■ TASK DESCRIPTION: Write out the entries word for word, from the very first line up to and including the line that contains "tab-site-cluster[interactable]: 站群专区: [894, 176, 1011, 202]".

Boxed element entries:
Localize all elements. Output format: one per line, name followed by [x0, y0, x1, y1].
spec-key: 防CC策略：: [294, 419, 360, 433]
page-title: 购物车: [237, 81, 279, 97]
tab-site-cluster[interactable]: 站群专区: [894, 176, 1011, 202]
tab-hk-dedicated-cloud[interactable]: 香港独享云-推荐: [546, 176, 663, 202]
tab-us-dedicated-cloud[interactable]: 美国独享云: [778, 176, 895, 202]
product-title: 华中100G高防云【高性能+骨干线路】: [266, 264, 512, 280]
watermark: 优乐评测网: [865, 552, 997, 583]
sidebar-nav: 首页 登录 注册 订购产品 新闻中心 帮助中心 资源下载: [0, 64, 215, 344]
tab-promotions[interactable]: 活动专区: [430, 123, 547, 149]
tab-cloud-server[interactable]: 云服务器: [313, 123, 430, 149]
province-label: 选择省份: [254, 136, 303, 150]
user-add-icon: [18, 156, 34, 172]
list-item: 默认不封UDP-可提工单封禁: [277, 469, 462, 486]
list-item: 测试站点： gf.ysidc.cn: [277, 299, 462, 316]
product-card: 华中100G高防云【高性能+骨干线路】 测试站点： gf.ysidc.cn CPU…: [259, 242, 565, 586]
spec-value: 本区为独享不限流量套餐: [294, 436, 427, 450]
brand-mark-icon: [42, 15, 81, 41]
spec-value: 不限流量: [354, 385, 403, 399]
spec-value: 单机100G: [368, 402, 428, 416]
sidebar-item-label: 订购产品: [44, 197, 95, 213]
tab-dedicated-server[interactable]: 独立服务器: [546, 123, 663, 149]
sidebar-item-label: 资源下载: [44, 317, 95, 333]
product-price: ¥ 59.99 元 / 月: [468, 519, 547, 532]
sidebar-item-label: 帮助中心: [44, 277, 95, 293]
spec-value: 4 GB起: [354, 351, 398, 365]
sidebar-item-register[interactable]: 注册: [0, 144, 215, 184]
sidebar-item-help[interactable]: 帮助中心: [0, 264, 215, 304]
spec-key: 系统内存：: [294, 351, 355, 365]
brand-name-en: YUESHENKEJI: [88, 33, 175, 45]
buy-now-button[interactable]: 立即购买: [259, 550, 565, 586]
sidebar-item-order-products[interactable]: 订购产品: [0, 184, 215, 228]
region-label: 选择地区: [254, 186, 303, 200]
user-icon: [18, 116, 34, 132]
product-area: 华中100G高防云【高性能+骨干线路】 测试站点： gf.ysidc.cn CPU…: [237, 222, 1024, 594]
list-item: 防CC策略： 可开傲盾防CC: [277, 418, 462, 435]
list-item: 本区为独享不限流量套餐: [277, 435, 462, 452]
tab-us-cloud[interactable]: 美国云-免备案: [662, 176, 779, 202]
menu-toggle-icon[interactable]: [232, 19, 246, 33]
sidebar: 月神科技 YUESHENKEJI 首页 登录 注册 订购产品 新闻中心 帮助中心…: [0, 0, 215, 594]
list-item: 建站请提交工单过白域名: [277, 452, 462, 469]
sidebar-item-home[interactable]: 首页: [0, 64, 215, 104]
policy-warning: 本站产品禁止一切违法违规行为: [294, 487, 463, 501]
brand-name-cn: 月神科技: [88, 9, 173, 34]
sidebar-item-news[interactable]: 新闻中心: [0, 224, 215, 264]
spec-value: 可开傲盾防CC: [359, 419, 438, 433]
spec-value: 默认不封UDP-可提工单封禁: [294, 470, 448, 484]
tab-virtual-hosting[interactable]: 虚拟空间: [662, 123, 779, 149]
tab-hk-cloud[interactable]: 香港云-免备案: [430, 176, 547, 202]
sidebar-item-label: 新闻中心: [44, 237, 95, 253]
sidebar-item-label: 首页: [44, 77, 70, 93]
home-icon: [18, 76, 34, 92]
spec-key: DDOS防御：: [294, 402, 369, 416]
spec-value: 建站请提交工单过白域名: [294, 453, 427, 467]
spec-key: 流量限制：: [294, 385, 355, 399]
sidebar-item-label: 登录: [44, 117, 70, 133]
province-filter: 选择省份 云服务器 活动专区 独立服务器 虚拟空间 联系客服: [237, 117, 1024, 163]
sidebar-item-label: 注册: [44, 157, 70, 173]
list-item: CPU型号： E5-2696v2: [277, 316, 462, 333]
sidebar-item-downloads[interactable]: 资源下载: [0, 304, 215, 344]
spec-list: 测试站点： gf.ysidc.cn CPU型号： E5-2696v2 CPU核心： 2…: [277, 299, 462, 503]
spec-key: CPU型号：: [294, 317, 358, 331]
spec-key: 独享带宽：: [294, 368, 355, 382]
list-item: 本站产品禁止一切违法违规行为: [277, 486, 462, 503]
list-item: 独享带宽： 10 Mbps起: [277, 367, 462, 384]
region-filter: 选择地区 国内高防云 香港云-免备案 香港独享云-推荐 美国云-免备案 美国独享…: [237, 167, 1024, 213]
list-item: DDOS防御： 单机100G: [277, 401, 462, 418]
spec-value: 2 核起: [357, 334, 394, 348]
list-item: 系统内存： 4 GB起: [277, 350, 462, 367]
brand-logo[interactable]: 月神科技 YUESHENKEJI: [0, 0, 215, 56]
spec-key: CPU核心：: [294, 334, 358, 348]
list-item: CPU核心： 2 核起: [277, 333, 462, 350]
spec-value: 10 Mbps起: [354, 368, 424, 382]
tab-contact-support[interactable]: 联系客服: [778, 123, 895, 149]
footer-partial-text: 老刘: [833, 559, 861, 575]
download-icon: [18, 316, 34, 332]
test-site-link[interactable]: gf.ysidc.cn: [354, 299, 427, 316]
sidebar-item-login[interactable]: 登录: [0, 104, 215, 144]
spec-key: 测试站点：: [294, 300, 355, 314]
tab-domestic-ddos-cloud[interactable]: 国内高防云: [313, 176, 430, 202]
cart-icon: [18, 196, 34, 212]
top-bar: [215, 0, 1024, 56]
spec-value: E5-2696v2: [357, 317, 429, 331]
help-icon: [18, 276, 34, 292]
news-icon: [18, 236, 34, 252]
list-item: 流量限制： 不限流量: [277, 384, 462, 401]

■ WRITTEN RESPONSE:
Localize all elements. Output format: one per line, name followed by [x0, y0, x1, y1].
spec-key: 防CC策略：: [294, 419, 360, 433]
page-title: 购物车: [237, 81, 279, 97]
tab-site-cluster[interactable]: 站群专区: [894, 176, 1011, 202]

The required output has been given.